* _Supplied data_
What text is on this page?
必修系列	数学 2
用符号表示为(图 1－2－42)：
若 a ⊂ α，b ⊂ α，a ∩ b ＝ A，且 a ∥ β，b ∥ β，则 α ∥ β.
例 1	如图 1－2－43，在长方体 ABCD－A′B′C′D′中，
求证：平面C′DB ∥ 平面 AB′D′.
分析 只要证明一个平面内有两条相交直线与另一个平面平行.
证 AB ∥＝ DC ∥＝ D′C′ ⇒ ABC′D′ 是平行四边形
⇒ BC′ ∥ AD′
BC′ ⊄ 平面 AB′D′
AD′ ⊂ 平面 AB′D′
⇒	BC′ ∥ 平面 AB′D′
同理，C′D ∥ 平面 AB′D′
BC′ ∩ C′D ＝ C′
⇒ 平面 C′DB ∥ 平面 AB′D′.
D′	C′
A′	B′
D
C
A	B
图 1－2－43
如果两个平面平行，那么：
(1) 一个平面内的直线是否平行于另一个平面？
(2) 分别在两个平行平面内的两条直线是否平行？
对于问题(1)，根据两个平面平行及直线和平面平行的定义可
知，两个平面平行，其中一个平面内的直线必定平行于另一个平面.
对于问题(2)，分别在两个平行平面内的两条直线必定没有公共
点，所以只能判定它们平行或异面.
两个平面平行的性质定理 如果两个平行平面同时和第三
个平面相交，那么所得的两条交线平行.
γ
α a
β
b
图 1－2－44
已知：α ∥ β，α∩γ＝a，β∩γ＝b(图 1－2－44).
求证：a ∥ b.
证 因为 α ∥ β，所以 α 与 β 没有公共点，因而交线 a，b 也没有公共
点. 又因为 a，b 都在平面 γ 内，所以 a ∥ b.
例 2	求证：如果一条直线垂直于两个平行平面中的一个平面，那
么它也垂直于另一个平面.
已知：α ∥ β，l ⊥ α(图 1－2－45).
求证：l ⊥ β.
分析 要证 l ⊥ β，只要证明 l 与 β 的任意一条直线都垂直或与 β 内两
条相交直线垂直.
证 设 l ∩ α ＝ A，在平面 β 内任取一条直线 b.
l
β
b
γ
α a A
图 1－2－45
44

* _The task_
Answer with one number only: how many lines above contain the word "对于问题".

* _Right answer_
2